## START Given data

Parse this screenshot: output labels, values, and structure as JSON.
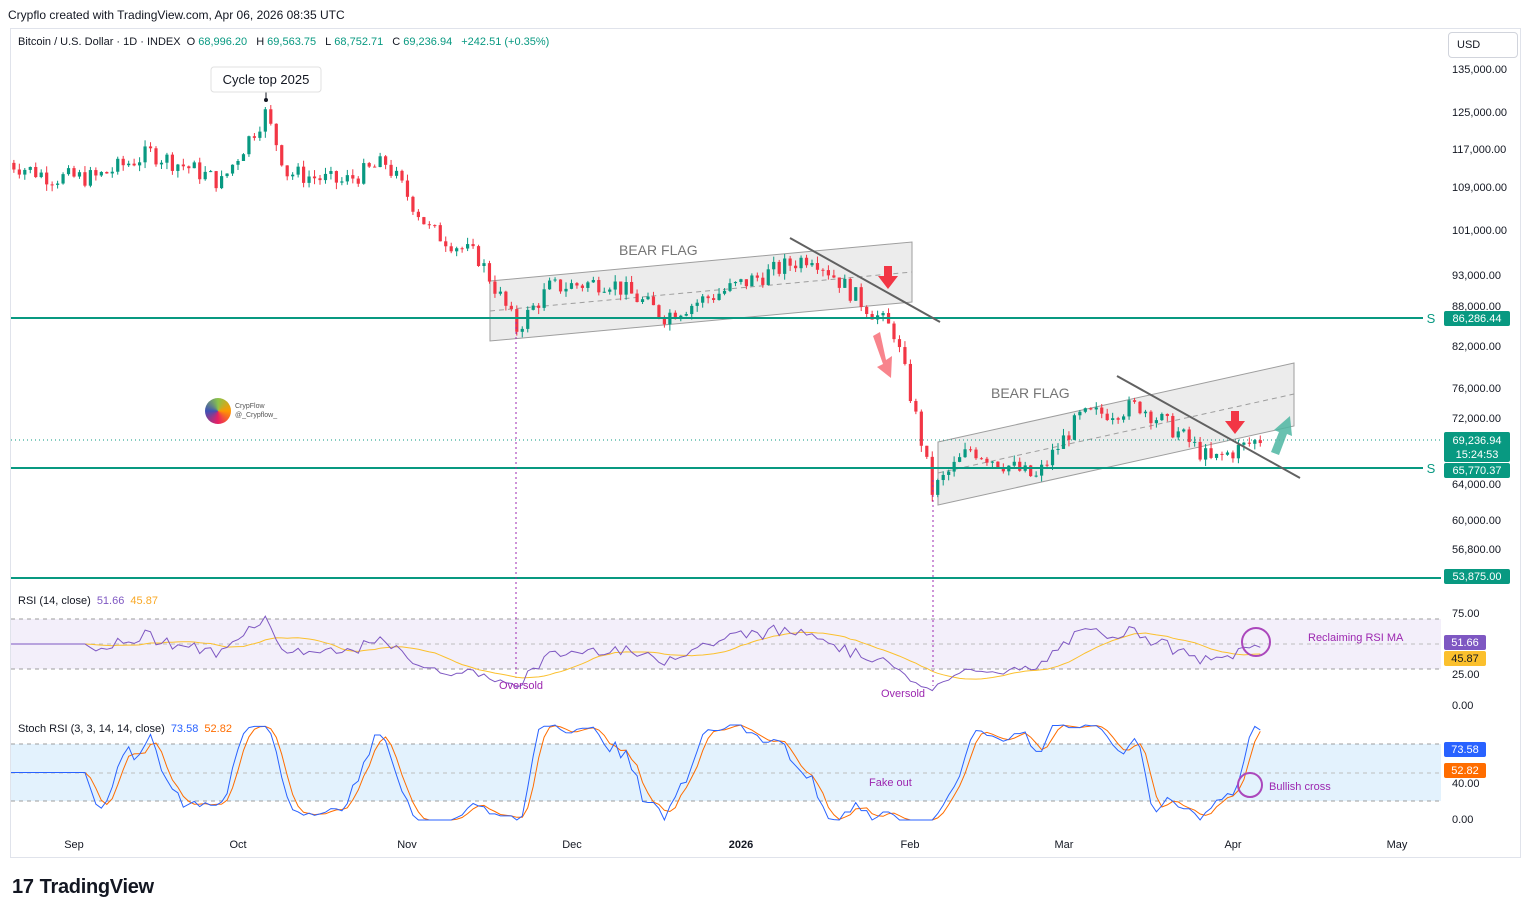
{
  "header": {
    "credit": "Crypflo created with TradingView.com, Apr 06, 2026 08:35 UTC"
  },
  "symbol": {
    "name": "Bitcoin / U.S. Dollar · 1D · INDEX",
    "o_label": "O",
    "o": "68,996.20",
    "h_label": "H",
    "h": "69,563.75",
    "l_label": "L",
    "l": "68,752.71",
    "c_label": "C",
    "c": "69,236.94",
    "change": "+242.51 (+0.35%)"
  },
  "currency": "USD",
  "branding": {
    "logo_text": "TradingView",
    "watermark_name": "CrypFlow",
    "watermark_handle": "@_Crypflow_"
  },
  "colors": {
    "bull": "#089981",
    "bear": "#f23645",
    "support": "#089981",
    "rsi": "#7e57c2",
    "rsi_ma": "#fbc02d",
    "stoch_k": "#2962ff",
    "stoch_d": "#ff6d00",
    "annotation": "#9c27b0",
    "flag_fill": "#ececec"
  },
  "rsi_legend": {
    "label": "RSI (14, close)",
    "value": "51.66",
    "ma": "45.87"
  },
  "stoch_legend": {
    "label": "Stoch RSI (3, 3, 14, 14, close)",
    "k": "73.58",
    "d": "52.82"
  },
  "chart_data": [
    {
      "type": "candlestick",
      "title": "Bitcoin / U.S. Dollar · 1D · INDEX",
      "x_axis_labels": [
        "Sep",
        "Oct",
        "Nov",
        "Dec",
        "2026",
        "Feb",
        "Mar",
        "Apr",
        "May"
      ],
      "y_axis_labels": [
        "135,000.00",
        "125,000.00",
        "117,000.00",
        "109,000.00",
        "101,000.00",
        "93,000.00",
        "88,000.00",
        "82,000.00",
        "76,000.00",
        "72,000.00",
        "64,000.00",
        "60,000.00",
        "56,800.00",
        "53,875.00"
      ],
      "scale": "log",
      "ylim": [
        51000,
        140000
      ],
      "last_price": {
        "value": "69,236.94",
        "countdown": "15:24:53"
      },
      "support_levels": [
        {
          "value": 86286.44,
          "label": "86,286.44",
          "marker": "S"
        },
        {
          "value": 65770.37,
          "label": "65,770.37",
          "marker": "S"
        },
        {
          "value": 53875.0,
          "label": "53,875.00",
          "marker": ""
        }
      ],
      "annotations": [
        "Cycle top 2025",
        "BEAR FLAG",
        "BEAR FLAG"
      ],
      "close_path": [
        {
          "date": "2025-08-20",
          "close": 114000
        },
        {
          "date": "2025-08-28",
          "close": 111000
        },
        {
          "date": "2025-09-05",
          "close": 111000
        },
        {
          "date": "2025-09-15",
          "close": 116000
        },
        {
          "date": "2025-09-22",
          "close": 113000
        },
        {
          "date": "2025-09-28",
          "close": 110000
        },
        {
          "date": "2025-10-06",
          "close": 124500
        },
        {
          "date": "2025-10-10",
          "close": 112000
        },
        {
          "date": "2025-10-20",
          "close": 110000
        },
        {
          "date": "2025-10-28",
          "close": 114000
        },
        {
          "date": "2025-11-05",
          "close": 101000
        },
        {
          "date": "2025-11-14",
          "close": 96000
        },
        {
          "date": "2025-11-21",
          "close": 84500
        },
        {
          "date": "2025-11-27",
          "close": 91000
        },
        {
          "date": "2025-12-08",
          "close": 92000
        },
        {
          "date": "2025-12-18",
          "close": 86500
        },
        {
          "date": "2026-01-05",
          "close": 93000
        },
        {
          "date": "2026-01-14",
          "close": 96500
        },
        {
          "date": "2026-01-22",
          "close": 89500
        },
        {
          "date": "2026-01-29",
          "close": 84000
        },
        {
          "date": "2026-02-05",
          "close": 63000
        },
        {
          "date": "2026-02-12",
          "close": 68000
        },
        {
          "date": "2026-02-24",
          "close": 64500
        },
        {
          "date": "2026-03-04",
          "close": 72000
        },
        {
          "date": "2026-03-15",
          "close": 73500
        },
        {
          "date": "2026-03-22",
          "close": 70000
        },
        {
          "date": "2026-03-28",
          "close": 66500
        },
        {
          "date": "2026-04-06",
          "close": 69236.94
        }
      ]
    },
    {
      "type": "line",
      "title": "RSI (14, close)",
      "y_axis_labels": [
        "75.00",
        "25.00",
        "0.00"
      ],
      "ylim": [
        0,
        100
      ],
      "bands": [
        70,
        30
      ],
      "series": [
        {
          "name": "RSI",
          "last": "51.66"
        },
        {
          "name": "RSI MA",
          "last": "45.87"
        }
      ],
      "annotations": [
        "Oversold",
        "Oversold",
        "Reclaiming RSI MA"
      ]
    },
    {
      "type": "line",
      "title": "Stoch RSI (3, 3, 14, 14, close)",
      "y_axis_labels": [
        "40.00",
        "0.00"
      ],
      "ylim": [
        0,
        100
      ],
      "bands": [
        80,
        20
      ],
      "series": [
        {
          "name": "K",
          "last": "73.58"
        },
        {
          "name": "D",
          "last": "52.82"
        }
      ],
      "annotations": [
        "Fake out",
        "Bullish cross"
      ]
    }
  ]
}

## END Given data

▶ **Work required**
Omit the pictures. Output every record above word for word.

▶ **Final result**
Parse this screenshot: output labels, values, and structure as JSON.
{
  "header": {
    "credit": "Crypflo created with TradingView.com, Apr 06, 2026 08:35 UTC"
  },
  "symbol": {
    "name": "Bitcoin / U.S. Dollar · 1D · INDEX",
    "o_label": "O",
    "o": "68,996.20",
    "h_label": "H",
    "h": "69,563.75",
    "l_label": "L",
    "l": "68,752.71",
    "c_label": "C",
    "c": "69,236.94",
    "change": "+242.51 (+0.35%)"
  },
  "currency": "USD",
  "branding": {
    "logo_text": "TradingView",
    "watermark_name": "CrypFlow",
    "watermark_handle": "@_Crypflow_"
  },
  "colors": {
    "bull": "#089981",
    "bear": "#f23645",
    "support": "#089981",
    "rsi": "#7e57c2",
    "rsi_ma": "#fbc02d",
    "stoch_k": "#2962ff",
    "stoch_d": "#ff6d00",
    "annotation": "#9c27b0",
    "flag_fill": "#ececec"
  },
  "rsi_legend": {
    "label": "RSI (14, close)",
    "value": "51.66",
    "ma": "45.87"
  },
  "stoch_legend": {
    "label": "Stoch RSI (3, 3, 14, 14, close)",
    "k": "73.58",
    "d": "52.82"
  },
  "chart_data": [
    {
      "type": "candlestick",
      "title": "Bitcoin / U.S. Dollar · 1D · INDEX",
      "x_axis_labels": [
        "Sep",
        "Oct",
        "Nov",
        "Dec",
        "2026",
        "Feb",
        "Mar",
        "Apr",
        "May"
      ],
      "y_axis_labels": [
        "135,000.00",
        "125,000.00",
        "117,000.00",
        "109,000.00",
        "101,000.00",
        "93,000.00",
        "88,000.00",
        "82,000.00",
        "76,000.00",
        "72,000.00",
        "64,000.00",
        "60,000.00",
        "56,800.00",
        "53,875.00"
      ],
      "scale": "log",
      "ylim": [
        51000,
        140000
      ],
      "last_price": {
        "value": "69,236.94",
        "countdown": "15:24:53"
      },
      "support_levels": [
        {
          "value": 86286.44,
          "label": "86,286.44",
          "marker": "S"
        },
        {
          "value": 65770.37,
          "label": "65,770.37",
          "marker": "S"
        },
        {
          "value": 53875.0,
          "label": "53,875.00",
          "marker": ""
        }
      ],
      "annotations": [
        "Cycle top 2025",
        "BEAR FLAG",
        "BEAR FLAG"
      ],
      "close_path": [
        {
          "date": "2025-08-20",
          "close": 114000
        },
        {
          "date": "2025-08-28",
          "close": 111000
        },
        {
          "date": "2025-09-05",
          "close": 111000
        },
        {
          "date": "2025-09-15",
          "close": 116000
        },
        {
          "date": "2025-09-22",
          "close": 113000
        },
        {
          "date": "2025-09-28",
          "close": 110000
        },
        {
          "date": "2025-10-06",
          "close": 124500
        },
        {
          "date": "2025-10-10",
          "close": 112000
        },
        {
          "date": "2025-10-20",
          "close": 110000
        },
        {
          "date": "2025-10-28",
          "close": 114000
        },
        {
          "date": "2025-11-05",
          "close": 101000
        },
        {
          "date": "2025-11-14",
          "close": 96000
        },
        {
          "date": "2025-11-21",
          "close": 84500
        },
        {
          "date": "2025-11-27",
          "close": 91000
        },
        {
          "date": "2025-12-08",
          "close": 92000
        },
        {
          "date": "2025-12-18",
          "close": 86500
        },
        {
          "date": "2026-01-05",
          "close": 93000
        },
        {
          "date": "2026-01-14",
          "close": 96500
        },
        {
          "date": "2026-01-22",
          "close": 89500
        },
        {
          "date": "2026-01-29",
          "close": 84000
        },
        {
          "date": "2026-02-05",
          "close": 63000
        },
        {
          "date": "2026-02-12",
          "close": 68000
        },
        {
          "date": "2026-02-24",
          "close": 64500
        },
        {
          "date": "2026-03-04",
          "close": 72000
        },
        {
          "date": "2026-03-15",
          "close": 73500
        },
        {
          "date": "2026-03-22",
          "close": 70000
        },
        {
          "date": "2026-03-28",
          "close": 66500
        },
        {
          "date": "2026-04-06",
          "close": 69236.94
        }
      ]
    },
    {
      "type": "line",
      "title": "RSI (14, close)",
      "y_axis_labels": [
        "75.00",
        "25.00",
        "0.00"
      ],
      "ylim": [
        0,
        100
      ],
      "bands": [
        70,
        30
      ],
      "series": [
        {
          "name": "RSI",
          "last": "51.66"
        },
        {
          "name": "RSI MA",
          "last": "45.87"
        }
      ],
      "annotations": [
        "Oversold",
        "Oversold",
        "Reclaiming RSI MA"
      ]
    },
    {
      "type": "line",
      "title": "Stoch RSI (3, 3, 14, 14, close)",
      "y_axis_labels": [
        "40.00",
        "0.00"
      ],
      "ylim": [
        0,
        100
      ],
      "bands": [
        80,
        20
      ],
      "series": [
        {
          "name": "K",
          "last": "73.58"
        },
        {
          "name": "D",
          "last": "52.82"
        }
      ],
      "annotations": [
        "Fake out",
        "Bullish cross"
      ]
    }
  ]
}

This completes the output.